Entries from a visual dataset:
▬▬▬▬▬▬
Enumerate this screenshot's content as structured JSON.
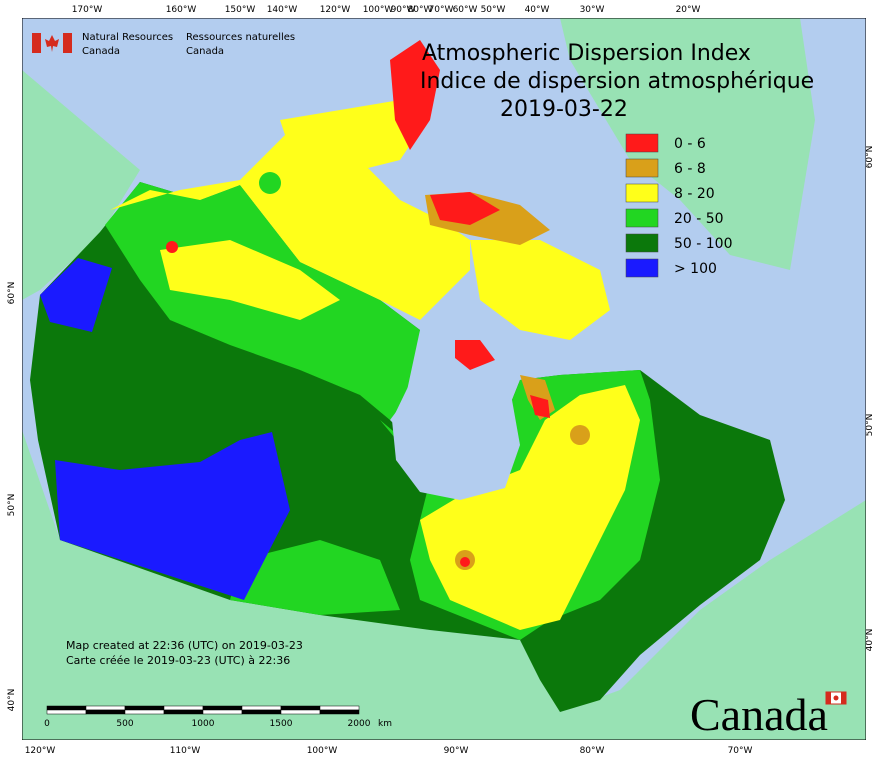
{
  "header": {
    "agency_en_1": "Natural Resources",
    "agency_en_2": "Canada",
    "agency_fr_1": "Ressources naturelles",
    "agency_fr_2": "Canada"
  },
  "title": {
    "line1": "Atmospheric Dispersion Index",
    "line2": "Indice de dispersion atmosphérique",
    "date": "2019-03-22"
  },
  "legend": [
    {
      "label": "0 - 6",
      "color": "#ff1a1a"
    },
    {
      "label": "6 - 8",
      "color": "#d9a01a"
    },
    {
      "label": "8 - 20",
      "color": "#ffff1a"
    },
    {
      "label": "20 - 50",
      "color": "#22d622"
    },
    {
      "label": "50 - 100",
      "color": "#0b780b"
    },
    {
      "label": "> 100",
      "color": "#1a1aff"
    }
  ],
  "graticule": {
    "top": [
      "170°W",
      "160°W",
      "150°W",
      "140°W",
      "120°W",
      "100°W",
      "90°W",
      "80°W",
      "70°W",
      "60°W",
      "50°W",
      "40°W",
      "30°W",
      "20°W"
    ],
    "bottom": [
      "120°W",
      "110°W",
      "100°W",
      "90°W",
      "80°W",
      "70°W"
    ],
    "left": [
      "60°N",
      "50°N",
      "40°N"
    ],
    "right": [
      "60°N",
      "50°N",
      "40°N"
    ]
  },
  "notes": [
    "Map created at 22:36 (UTC) on 2019-03-23",
    "Carte créée le 2019-03-23 (UTC) à 22:36"
  ],
  "scale_bar": {
    "ticks": [
      "0",
      "500",
      "1000",
      "1500",
      "2000"
    ],
    "unit": "km"
  },
  "wordmark": "Canada"
}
▬▬▬▬▬▬
Exercise goal |
List all lines holding the string "Canada".

Exercise solution |
    "agency_en_2": "Canada",
    "agency_fr_2": "Canada"
  "wordmark": "Canada"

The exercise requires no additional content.